## [Dataset content]
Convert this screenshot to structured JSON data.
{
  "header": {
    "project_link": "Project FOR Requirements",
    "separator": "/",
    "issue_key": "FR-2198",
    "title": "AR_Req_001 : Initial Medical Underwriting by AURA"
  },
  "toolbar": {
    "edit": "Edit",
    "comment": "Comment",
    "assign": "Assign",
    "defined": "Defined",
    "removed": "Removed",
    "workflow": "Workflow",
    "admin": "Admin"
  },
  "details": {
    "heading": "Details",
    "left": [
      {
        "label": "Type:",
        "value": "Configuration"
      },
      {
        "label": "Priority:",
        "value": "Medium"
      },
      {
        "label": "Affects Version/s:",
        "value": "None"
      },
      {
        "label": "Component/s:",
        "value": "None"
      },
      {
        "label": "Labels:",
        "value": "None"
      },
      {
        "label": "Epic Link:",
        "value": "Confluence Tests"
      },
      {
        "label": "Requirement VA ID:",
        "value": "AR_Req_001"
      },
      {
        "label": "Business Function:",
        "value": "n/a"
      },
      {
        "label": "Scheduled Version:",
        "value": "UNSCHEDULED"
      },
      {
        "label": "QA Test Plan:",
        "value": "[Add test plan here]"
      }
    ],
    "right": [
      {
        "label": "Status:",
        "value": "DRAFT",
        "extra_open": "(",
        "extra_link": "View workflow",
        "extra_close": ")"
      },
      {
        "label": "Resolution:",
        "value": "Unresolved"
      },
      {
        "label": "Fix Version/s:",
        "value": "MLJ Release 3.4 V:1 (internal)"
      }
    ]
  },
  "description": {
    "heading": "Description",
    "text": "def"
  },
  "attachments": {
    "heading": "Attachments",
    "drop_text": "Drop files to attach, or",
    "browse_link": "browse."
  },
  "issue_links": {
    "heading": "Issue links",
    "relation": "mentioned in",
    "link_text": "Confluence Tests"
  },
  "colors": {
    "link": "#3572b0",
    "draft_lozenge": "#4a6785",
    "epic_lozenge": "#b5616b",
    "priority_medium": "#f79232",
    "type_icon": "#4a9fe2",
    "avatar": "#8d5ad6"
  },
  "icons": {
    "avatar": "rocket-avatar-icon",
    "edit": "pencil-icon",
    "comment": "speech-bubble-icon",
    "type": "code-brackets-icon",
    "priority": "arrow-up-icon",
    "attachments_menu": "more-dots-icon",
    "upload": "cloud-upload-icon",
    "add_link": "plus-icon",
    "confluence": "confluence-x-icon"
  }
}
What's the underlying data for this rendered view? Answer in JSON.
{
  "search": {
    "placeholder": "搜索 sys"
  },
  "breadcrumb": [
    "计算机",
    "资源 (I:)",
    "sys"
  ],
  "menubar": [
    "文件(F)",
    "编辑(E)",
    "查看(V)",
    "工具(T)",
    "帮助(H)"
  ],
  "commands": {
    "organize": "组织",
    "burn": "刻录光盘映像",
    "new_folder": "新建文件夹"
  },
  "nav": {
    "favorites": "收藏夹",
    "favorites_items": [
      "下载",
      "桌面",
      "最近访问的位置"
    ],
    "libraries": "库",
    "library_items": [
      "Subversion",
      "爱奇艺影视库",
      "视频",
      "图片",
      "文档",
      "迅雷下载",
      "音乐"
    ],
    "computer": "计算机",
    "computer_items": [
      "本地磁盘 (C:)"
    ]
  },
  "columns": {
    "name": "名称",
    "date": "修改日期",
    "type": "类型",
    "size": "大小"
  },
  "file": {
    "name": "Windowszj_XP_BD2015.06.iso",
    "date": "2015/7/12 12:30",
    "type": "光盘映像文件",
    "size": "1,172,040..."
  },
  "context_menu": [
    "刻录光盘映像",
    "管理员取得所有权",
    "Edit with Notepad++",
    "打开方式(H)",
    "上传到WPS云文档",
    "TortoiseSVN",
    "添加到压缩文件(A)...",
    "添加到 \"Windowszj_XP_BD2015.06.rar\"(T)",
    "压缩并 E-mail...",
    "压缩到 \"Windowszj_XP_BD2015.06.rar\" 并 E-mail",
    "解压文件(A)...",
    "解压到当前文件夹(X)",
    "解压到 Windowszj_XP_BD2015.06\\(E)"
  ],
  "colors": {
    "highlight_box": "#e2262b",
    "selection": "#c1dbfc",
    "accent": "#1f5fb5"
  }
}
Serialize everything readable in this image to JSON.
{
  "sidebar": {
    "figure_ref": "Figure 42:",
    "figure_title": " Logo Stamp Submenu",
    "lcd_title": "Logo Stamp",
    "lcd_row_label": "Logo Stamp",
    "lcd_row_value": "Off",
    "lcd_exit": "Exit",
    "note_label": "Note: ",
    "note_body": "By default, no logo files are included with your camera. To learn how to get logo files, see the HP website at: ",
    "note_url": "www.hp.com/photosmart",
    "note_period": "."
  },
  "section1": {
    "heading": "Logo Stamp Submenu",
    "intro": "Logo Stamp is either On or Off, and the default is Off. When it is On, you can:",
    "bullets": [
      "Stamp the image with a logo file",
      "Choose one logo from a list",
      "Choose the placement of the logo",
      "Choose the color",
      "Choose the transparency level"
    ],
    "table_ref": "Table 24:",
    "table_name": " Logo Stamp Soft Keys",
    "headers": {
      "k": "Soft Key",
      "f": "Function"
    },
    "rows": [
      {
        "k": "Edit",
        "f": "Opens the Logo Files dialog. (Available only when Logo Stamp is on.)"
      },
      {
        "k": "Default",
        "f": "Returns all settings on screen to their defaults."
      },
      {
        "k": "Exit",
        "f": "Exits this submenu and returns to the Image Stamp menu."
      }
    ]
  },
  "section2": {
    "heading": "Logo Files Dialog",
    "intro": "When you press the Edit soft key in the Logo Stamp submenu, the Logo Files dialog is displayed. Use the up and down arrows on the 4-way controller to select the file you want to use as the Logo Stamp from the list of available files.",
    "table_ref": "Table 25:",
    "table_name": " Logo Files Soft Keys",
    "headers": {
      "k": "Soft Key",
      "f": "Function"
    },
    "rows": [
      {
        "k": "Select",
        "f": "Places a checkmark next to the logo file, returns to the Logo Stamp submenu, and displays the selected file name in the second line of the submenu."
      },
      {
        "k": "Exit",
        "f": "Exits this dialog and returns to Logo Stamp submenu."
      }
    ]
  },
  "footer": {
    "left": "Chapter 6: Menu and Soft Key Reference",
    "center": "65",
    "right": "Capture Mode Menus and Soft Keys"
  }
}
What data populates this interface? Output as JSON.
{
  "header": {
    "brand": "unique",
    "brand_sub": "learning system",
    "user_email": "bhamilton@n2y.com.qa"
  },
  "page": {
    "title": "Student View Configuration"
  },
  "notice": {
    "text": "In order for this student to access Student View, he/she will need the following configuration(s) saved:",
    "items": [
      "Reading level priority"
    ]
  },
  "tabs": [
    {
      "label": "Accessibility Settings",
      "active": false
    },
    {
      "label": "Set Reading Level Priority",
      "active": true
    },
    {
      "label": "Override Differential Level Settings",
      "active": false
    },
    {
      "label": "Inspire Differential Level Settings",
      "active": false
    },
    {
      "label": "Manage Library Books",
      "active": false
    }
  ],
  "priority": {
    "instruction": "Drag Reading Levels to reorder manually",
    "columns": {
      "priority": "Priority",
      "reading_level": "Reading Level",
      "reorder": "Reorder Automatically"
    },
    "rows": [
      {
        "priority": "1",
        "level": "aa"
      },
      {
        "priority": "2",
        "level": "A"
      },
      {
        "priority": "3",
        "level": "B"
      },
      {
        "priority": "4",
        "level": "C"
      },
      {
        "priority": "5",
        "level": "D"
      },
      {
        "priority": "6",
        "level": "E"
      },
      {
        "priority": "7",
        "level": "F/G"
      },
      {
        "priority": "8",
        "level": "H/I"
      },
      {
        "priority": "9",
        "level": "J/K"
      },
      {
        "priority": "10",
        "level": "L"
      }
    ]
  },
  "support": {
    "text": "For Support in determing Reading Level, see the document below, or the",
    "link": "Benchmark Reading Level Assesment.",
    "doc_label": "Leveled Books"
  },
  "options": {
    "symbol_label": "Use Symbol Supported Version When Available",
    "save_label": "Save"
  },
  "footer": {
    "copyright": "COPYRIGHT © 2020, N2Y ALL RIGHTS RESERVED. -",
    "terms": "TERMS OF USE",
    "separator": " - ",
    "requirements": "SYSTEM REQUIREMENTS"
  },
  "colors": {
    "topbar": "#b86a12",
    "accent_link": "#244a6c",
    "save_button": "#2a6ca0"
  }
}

## [What the task asks]
Tell how many lines include "Reading". The number is the whole answer.

## [Exercise output]
6